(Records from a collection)
::::::::::

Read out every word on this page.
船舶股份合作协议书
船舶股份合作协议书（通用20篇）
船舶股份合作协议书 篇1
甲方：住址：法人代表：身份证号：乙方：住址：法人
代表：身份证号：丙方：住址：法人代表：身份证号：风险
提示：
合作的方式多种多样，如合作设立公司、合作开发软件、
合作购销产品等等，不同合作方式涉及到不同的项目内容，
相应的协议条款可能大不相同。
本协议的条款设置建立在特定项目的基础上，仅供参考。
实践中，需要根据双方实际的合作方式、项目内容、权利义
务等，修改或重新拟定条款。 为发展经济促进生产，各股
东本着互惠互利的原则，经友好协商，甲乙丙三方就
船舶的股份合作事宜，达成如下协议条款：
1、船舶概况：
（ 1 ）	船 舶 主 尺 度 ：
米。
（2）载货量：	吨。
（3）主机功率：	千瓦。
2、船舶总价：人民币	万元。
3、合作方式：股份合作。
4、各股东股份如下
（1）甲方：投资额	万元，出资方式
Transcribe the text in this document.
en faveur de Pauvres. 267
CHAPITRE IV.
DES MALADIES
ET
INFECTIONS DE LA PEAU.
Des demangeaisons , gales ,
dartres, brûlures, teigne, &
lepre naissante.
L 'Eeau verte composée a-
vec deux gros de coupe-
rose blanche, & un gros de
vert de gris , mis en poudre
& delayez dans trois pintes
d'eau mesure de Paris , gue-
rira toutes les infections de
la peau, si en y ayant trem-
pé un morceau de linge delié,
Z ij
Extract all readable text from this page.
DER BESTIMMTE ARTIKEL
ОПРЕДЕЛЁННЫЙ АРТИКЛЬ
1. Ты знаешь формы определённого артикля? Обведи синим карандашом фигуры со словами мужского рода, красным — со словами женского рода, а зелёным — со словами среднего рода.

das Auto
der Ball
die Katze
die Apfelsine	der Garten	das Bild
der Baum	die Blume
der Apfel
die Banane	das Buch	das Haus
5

::::::::::

Given request: Nothing may be left out: return each entry exactly as it reads.

Answer to this exercise:
Read out every word on this page.
船舶股份合作协议书
船舶股份合作协议书（通用20篇）
船舶股份合作协议书 篇1
甲方：住址：法人代表：身份证号：乙方：住址：法人
代表：身份证号：丙方：住址：法人代表：身份证号：风险
提示：
合作的方式多种多样，如合作设立公司、合作开发软件、
合作购销产品等等，不同合作方式涉及到不同的项目内容，
相应的协议条款可能大不相同。
本协议的条款设置建立在特定项目的基础上，仅供参考。
实践中，需要根据双方实际的合作方式、项目内容、权利义
务等，修改或重新拟定条款。 为发展经济促进生产，各股
东本着互惠互利的原则，经友好协商，甲乙丙三方就
船舶的股份合作事宜，达成如下协议条款：
1、船舶概况：
（ 1 ）	船 舶 主 尺 度 ：
米。
（2）载货量：	吨。
（3）主机功率：	千瓦。
2、船舶总价：人民币	万元。
3、合作方式：股份合作。
4、各股东股份如下
（1）甲方：投资额	万元，出资方式
Transcribe the text in this document.
en faveur de Pauvres. 267
CHAPITRE IV.
DES MALADIES
ET
INFECTIONS DE LA PEAU.
Des demangeaisons , gales ,
dartres, brûlures, teigne, &
lepre naissante.
L 'Eeau verte composée a-
vec deux gros de coupe-
rose blanche, & un gros de
vert de gris , mis en poudre
& delayez dans trois pintes
d'eau mesure de Paris , gue-
rira toutes les infections de
la peau, si en y ayant trem-
pé un morceau de linge delié,
Z ij
Extract all readable text from this page.
DER BESTIMMTE ARTIKEL
ОПРЕДЕЛЁННЫЙ АРТИКЛЬ
1. Ты знаешь формы определённого артикля? Обведи синим карандашом фигуры со словами мужского рода, красным — со словами женского рода, а зелёным — со словами среднего рода.

das Auto
der Ball
die Katze
die Apfelsine	der Garten	das Bild
der Baum	die Blume
der Apfel
die Banane	das Buch	das Haus
5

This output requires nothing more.